▶ [WHAT NEEDS TO BE DONE] Can you copy, character for character, the stretch of the data below from the line containing "grid-cell[interactable]: K [394,51,415,71]" through the line containing "grid-cell[interactable]: O [435,111,456,131]", with both of those lines included?

▶ [MATERIAL PROVIDED]
******

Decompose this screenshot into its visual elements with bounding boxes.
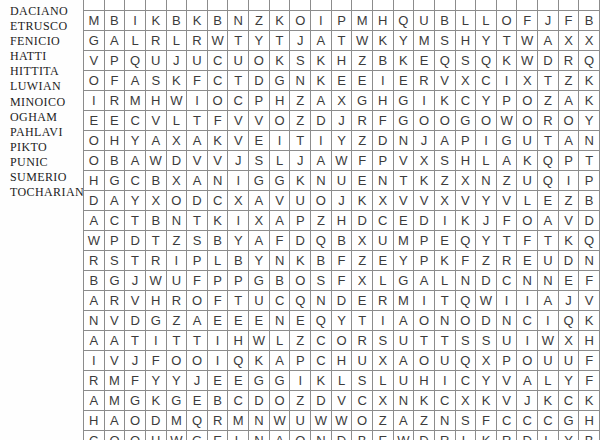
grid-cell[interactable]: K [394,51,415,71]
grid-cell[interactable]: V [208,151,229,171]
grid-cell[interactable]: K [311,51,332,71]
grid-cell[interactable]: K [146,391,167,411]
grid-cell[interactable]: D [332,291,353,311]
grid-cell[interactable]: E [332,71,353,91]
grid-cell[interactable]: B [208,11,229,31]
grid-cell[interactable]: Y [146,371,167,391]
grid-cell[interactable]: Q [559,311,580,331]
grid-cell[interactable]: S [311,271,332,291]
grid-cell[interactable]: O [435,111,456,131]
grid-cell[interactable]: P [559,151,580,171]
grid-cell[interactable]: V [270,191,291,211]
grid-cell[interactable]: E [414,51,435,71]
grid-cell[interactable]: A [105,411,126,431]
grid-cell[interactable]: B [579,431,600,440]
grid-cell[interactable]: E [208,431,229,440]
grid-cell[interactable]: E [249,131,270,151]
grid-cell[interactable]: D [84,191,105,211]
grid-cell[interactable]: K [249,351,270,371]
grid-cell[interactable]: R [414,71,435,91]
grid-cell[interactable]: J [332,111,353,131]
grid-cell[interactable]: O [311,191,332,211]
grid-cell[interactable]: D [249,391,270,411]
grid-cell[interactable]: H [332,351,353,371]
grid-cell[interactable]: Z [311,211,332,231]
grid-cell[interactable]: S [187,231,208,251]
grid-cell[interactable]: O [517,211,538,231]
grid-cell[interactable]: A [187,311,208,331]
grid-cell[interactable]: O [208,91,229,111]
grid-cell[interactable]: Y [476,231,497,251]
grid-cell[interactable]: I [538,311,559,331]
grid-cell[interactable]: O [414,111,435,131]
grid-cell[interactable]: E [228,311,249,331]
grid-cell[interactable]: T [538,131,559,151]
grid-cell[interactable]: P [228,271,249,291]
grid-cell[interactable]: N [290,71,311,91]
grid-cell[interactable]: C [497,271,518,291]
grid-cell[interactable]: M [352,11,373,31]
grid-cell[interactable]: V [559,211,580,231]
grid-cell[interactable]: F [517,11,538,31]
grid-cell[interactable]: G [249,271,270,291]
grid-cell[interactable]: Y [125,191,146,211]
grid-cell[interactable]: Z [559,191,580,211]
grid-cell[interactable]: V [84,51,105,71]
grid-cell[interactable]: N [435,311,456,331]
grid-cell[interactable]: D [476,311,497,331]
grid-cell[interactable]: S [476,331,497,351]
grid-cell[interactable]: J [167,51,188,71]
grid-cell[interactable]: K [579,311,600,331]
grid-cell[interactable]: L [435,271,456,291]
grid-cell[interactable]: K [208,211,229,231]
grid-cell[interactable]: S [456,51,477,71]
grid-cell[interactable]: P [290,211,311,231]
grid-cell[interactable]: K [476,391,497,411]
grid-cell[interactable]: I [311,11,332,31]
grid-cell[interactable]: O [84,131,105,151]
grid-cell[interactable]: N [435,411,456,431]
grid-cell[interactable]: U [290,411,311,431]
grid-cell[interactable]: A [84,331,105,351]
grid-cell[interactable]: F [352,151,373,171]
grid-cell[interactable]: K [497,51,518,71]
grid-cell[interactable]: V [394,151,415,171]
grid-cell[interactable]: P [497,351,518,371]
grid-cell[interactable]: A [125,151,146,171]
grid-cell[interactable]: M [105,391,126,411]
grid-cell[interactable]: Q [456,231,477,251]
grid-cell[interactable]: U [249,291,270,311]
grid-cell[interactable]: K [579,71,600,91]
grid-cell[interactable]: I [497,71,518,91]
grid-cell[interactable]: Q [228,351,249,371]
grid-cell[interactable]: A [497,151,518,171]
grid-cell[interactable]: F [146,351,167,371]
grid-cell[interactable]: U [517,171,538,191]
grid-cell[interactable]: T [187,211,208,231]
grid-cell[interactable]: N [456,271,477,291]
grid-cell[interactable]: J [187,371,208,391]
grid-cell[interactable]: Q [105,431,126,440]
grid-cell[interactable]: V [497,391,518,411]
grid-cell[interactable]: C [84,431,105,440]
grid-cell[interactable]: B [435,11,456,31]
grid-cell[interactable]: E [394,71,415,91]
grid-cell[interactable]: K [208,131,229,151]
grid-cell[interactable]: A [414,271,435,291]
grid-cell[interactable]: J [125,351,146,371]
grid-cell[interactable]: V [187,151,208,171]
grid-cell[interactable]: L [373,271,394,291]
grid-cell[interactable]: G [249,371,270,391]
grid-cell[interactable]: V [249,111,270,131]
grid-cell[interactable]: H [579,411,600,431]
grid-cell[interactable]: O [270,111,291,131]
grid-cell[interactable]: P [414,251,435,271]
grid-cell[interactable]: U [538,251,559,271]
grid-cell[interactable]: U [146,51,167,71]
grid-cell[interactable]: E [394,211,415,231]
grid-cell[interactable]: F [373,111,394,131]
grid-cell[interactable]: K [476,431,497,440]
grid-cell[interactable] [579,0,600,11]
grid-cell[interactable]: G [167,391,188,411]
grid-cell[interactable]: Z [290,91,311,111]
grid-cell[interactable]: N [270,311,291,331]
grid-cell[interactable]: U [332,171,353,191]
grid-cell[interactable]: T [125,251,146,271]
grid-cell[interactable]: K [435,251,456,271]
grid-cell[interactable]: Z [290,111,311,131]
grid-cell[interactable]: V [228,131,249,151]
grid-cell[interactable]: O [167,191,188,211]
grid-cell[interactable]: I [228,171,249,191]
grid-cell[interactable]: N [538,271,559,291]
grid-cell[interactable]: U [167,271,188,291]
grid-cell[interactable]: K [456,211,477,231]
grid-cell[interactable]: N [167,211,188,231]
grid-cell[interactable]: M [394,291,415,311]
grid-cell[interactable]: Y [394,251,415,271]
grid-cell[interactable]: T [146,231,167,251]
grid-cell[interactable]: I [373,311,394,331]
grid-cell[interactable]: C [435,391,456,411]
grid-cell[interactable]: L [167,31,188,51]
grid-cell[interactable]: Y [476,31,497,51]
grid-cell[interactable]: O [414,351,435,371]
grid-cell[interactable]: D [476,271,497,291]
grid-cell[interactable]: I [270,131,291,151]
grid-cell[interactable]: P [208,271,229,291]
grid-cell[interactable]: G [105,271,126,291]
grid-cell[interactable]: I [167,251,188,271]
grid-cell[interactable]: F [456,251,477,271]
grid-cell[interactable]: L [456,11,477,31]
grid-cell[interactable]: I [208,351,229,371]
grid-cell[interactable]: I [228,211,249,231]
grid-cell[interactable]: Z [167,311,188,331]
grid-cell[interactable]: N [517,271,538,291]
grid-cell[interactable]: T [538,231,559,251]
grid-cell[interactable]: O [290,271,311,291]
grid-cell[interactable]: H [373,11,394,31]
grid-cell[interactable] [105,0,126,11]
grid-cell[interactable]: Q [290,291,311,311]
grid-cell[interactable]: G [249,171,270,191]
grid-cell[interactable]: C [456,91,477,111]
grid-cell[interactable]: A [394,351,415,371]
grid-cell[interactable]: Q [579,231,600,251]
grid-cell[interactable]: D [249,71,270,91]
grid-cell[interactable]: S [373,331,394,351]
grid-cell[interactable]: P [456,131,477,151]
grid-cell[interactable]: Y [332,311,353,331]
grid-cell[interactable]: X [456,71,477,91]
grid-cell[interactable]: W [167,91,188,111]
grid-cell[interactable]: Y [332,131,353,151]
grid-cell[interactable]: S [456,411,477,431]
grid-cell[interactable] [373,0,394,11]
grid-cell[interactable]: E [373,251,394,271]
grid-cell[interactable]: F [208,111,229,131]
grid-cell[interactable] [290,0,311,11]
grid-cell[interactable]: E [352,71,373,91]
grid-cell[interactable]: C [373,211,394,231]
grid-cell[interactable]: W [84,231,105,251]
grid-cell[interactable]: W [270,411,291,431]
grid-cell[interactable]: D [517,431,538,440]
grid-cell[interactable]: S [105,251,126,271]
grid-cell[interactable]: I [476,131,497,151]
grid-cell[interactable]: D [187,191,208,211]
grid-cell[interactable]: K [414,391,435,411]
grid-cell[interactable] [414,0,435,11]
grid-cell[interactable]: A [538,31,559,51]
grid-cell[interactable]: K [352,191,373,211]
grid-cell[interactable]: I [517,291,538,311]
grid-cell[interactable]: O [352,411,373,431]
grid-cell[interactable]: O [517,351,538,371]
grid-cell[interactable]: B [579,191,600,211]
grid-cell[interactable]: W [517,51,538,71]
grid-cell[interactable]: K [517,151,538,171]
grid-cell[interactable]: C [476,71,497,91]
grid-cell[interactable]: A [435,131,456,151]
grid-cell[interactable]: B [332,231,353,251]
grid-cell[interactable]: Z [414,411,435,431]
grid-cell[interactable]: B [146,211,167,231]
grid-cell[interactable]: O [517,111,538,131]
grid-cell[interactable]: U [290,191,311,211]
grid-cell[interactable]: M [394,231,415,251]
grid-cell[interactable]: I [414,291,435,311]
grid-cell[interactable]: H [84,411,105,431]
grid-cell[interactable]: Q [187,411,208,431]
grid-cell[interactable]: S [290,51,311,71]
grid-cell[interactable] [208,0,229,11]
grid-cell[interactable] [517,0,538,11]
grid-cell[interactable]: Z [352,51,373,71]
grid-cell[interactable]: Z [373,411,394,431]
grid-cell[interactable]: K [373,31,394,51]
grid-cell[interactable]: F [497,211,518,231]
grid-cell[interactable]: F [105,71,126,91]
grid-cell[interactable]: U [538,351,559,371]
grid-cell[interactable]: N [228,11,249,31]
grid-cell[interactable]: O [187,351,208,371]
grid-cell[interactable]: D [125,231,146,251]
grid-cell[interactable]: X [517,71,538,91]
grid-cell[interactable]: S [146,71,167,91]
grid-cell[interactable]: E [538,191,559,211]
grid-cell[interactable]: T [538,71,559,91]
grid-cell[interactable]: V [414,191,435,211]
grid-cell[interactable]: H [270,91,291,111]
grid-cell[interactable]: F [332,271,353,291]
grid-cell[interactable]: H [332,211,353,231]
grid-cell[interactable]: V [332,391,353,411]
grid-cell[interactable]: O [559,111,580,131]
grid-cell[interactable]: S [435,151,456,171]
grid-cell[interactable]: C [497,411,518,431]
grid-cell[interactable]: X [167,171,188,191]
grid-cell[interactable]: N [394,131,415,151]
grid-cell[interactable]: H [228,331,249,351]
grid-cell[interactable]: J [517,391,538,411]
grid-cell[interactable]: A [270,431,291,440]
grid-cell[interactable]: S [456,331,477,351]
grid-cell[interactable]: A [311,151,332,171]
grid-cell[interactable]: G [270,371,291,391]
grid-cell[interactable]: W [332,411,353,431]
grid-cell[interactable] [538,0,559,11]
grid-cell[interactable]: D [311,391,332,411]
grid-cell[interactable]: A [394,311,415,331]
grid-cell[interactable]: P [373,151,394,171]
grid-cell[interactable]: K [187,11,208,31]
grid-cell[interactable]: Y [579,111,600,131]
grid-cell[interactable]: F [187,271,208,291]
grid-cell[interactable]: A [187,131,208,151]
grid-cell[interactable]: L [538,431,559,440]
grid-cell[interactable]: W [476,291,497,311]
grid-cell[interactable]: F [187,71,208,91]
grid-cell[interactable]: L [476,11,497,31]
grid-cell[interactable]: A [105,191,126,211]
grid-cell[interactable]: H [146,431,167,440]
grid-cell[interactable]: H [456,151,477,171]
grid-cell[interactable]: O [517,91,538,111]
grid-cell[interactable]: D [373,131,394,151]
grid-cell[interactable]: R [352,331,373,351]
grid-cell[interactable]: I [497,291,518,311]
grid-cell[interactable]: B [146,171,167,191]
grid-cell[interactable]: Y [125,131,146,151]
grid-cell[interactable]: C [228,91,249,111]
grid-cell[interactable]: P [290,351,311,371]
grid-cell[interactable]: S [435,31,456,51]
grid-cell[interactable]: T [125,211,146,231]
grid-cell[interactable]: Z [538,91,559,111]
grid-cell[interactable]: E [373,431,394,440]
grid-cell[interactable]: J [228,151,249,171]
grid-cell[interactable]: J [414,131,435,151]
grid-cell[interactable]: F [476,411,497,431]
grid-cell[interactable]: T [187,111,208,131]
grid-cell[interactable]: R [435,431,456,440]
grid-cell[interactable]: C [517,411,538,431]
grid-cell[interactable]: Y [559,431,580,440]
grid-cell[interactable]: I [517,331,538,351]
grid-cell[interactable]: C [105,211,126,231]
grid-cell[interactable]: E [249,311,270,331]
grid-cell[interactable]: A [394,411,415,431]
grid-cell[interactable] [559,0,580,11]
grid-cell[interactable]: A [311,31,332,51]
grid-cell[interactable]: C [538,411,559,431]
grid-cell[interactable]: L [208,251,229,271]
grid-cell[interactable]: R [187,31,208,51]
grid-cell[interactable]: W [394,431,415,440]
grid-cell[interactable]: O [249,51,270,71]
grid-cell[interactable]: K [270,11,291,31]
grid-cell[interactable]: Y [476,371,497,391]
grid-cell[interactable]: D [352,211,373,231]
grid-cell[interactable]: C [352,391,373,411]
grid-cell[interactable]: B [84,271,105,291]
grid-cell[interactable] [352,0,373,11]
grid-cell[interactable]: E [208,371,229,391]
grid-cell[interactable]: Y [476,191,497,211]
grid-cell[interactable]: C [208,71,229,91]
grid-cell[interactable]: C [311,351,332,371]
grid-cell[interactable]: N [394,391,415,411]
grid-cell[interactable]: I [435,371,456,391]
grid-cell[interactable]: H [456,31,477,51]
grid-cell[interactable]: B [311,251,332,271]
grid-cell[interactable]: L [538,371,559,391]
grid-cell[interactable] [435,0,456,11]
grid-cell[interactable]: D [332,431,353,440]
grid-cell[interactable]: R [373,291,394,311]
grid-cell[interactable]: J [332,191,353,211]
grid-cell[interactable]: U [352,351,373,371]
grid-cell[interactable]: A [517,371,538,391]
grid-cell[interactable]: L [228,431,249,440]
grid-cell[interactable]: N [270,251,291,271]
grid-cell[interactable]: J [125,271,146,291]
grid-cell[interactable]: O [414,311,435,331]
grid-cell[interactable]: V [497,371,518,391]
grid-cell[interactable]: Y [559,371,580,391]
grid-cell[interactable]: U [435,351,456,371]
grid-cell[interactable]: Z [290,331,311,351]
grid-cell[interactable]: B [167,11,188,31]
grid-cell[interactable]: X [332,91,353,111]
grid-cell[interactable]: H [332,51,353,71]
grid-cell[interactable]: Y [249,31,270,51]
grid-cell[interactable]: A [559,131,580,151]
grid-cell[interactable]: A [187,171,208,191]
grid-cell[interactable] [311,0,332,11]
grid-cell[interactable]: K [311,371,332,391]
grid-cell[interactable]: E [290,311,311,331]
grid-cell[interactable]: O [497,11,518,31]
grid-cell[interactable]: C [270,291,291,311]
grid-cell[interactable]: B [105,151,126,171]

******

▶ [SOLVED PROBLEM]
grid-cell[interactable]: K [394,51,415,71]
grid-cell[interactable]: V [208,151,229,171]
grid-cell[interactable]: K [311,51,332,71]
grid-cell[interactable]: K [146,391,167,411]
grid-cell[interactable]: D [332,291,353,311]
grid-cell[interactable]: E [332,71,353,91]
grid-cell[interactable]: B [208,11,229,31]
grid-cell[interactable]: Y [146,371,167,391]
grid-cell[interactable]: Q [559,311,580,331]
grid-cell[interactable]: S [311,271,332,291]
grid-cell[interactable]: O [435,111,456,131]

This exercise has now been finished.